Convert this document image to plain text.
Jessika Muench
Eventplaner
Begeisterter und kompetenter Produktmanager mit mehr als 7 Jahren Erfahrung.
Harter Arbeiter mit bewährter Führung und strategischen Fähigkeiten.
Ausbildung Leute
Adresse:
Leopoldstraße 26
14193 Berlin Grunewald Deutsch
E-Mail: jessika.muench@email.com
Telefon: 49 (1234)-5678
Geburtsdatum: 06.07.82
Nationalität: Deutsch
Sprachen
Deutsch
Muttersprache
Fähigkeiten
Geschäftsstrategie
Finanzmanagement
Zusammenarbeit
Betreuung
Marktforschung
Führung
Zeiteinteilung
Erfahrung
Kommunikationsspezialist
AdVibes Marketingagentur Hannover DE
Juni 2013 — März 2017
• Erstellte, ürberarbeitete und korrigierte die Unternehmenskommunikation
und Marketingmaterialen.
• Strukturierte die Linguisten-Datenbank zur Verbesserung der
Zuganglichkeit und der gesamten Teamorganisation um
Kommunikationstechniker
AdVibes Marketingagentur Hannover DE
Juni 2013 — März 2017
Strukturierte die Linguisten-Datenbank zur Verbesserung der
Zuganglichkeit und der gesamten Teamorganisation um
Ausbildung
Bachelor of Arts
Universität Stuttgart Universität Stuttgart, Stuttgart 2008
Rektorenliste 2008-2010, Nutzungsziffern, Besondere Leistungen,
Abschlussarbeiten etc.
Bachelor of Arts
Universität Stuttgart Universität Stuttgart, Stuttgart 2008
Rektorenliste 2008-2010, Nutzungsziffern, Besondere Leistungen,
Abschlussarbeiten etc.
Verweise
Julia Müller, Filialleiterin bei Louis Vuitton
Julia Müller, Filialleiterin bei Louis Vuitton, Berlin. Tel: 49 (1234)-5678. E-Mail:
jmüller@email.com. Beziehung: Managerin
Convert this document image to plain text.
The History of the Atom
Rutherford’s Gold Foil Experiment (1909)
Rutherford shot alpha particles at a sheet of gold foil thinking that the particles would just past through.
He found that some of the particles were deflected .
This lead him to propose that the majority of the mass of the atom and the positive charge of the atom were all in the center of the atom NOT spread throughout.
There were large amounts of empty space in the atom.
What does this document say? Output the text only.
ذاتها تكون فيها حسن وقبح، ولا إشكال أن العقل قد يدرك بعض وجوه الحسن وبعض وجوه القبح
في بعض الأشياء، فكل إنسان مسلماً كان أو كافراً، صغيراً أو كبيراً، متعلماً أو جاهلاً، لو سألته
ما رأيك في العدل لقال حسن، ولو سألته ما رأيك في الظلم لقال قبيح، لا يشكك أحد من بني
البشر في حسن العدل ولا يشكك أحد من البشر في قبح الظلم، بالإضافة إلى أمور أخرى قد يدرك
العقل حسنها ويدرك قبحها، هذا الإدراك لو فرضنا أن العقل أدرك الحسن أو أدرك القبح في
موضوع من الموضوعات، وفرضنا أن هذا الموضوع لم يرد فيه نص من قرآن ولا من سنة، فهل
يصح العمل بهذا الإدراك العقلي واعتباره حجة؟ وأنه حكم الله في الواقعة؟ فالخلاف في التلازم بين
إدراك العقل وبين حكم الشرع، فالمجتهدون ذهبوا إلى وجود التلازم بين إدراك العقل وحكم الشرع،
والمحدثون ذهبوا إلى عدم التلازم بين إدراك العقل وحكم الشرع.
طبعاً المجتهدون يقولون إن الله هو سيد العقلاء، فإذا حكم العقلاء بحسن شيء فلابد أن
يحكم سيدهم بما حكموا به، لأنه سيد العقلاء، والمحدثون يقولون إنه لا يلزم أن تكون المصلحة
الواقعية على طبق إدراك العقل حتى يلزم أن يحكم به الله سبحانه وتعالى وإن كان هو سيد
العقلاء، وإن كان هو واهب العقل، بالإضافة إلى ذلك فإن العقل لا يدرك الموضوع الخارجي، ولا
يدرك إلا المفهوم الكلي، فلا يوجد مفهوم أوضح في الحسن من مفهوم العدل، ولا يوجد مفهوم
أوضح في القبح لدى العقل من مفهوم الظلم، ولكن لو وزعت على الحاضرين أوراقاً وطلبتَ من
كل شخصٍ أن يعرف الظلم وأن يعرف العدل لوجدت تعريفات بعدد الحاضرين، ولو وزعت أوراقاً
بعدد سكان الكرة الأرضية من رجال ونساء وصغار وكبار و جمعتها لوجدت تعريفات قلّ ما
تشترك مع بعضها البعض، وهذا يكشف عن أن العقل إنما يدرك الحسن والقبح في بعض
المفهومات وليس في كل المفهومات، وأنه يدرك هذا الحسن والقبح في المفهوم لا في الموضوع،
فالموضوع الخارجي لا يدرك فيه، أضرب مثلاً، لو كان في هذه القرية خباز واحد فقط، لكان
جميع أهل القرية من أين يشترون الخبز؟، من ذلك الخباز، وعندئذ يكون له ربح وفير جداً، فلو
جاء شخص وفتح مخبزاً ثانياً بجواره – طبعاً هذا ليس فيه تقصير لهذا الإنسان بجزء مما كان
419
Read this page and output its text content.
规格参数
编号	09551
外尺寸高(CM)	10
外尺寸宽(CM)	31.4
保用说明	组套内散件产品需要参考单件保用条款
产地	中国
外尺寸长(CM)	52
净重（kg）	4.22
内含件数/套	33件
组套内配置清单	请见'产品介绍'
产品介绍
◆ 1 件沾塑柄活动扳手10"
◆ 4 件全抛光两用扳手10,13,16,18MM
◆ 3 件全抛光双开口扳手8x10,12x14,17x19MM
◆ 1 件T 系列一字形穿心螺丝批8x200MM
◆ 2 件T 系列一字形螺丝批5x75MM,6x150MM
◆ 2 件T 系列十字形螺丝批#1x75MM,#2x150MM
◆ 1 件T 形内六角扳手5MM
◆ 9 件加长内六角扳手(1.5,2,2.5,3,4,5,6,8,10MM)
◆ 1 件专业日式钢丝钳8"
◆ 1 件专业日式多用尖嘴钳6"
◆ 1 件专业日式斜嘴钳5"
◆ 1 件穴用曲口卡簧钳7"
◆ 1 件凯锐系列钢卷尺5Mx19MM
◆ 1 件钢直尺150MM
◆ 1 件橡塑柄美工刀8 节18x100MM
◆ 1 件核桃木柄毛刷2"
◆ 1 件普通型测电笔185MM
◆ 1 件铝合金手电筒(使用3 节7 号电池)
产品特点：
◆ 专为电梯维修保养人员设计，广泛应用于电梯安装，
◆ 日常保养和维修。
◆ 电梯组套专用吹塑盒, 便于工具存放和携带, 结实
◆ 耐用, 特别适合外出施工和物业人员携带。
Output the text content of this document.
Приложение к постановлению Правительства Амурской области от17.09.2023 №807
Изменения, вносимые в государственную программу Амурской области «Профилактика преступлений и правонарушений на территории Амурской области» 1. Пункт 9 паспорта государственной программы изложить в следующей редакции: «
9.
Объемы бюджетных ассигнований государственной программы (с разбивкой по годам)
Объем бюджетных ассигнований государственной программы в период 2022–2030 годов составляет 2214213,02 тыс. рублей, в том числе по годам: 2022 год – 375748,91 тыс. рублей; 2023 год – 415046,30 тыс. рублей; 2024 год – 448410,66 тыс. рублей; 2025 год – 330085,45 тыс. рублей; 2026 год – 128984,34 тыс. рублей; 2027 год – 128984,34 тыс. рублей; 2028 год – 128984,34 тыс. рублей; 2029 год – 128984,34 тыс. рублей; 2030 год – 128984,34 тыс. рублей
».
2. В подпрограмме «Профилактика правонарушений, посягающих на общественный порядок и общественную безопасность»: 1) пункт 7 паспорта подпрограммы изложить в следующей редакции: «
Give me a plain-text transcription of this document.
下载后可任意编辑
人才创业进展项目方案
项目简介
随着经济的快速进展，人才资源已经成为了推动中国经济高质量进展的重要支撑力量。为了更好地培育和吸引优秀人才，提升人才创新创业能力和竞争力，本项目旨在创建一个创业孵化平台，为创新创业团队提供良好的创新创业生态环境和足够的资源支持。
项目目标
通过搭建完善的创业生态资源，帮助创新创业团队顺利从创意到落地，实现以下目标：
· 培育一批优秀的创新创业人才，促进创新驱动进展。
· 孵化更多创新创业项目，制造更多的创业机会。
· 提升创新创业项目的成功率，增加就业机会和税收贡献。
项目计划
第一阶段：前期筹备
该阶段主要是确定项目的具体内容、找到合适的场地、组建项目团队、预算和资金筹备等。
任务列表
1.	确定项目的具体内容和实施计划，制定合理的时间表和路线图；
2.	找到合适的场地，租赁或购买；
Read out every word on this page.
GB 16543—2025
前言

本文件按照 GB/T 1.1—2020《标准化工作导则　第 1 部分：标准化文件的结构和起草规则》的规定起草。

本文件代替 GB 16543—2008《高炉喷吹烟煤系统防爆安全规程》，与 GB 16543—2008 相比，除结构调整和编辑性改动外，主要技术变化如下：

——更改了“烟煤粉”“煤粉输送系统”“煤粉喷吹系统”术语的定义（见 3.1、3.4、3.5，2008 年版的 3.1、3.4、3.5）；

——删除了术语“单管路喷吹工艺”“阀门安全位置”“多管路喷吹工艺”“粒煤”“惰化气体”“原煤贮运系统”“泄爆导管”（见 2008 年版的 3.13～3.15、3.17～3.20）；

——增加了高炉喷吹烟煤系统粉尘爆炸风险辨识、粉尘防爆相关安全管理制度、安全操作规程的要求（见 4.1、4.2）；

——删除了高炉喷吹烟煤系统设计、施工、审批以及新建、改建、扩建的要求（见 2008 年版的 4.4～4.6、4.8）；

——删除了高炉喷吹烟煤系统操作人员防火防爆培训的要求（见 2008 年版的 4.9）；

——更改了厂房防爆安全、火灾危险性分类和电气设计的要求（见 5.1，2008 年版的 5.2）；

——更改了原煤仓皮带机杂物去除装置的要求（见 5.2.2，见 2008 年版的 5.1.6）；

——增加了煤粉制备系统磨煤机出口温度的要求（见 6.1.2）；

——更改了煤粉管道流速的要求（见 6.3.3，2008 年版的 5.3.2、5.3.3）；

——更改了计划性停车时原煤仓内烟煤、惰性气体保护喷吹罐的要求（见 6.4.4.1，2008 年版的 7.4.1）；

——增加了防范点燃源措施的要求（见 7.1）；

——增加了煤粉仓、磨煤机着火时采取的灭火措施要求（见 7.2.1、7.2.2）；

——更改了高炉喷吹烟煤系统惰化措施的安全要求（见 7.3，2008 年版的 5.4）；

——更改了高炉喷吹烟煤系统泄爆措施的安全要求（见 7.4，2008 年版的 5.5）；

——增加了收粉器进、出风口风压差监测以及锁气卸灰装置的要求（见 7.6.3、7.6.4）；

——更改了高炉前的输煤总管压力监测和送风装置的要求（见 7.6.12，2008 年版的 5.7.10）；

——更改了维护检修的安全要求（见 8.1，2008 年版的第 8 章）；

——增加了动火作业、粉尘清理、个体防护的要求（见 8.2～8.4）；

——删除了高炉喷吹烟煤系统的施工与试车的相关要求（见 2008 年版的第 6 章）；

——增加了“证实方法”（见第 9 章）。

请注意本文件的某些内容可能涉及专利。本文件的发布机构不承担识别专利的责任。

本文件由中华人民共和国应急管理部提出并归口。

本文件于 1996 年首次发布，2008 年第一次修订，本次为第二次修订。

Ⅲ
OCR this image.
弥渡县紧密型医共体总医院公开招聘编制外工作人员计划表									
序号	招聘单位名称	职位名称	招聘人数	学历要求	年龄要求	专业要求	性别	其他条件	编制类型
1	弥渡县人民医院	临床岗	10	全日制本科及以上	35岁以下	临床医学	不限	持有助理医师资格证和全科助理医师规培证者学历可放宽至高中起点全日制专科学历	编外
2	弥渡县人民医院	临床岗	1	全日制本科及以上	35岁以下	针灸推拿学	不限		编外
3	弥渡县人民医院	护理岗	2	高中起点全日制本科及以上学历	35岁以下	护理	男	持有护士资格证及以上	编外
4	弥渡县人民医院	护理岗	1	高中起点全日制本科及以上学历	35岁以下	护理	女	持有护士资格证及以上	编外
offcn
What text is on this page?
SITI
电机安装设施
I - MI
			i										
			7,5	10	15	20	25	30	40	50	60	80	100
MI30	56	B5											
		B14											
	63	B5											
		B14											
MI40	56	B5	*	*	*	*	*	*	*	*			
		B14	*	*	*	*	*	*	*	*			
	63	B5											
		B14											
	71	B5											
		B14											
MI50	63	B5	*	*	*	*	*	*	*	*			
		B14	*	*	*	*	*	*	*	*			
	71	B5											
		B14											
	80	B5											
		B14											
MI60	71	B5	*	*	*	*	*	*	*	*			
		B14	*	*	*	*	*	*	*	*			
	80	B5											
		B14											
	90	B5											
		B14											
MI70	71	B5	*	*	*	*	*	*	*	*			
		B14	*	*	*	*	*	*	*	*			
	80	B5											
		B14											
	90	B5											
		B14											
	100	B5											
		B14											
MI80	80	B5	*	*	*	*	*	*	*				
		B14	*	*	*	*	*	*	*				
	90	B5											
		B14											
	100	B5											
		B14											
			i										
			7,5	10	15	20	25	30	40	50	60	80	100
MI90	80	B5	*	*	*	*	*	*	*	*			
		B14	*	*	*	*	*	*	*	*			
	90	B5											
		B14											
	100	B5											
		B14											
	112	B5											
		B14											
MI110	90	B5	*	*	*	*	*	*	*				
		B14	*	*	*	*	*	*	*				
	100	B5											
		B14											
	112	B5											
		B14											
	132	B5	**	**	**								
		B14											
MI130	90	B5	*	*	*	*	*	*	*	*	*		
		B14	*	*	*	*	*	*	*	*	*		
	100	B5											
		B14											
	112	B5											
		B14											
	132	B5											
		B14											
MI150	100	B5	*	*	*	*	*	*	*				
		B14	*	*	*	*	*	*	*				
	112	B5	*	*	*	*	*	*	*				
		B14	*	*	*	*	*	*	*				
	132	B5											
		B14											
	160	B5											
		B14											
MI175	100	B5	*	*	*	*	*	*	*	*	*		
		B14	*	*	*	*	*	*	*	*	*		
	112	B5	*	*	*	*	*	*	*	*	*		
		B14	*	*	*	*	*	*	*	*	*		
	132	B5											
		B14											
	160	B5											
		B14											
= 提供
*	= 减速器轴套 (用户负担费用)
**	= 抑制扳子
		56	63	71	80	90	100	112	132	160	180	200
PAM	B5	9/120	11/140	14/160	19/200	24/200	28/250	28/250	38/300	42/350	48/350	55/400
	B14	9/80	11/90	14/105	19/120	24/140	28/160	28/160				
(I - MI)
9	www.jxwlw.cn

▬▬▬

WHAT THE TASK ASKS
Work out how many lines in the records above hold the string "page", then give only that count.

TASK RESULT
3